_WHAT THE TASK ASKS_
Count every line of these entries that holds the word "JSON", and reply with the number only.

_WORKING DATA_
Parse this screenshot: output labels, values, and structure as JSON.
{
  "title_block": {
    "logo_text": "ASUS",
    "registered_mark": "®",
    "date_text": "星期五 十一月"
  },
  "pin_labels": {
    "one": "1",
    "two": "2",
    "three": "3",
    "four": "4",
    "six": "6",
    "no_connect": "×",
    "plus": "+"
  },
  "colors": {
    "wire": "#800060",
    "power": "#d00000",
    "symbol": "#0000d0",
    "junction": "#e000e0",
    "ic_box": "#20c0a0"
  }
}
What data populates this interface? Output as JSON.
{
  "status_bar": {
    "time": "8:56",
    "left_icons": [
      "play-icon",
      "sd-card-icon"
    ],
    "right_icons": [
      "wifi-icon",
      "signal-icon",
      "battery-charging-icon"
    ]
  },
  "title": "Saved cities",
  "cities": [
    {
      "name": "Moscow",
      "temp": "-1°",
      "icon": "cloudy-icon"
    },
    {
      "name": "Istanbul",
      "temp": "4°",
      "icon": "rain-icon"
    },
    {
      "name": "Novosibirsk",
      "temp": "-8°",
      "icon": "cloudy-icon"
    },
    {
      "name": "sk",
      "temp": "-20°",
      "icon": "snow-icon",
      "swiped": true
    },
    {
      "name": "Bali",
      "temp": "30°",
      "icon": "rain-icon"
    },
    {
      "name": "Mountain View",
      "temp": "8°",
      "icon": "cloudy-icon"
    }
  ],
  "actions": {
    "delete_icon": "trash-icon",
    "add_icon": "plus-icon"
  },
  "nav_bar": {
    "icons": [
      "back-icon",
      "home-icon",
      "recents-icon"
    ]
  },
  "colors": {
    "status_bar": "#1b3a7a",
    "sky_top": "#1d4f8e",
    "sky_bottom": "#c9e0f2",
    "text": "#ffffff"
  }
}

_SOLVED EXERCISE_
2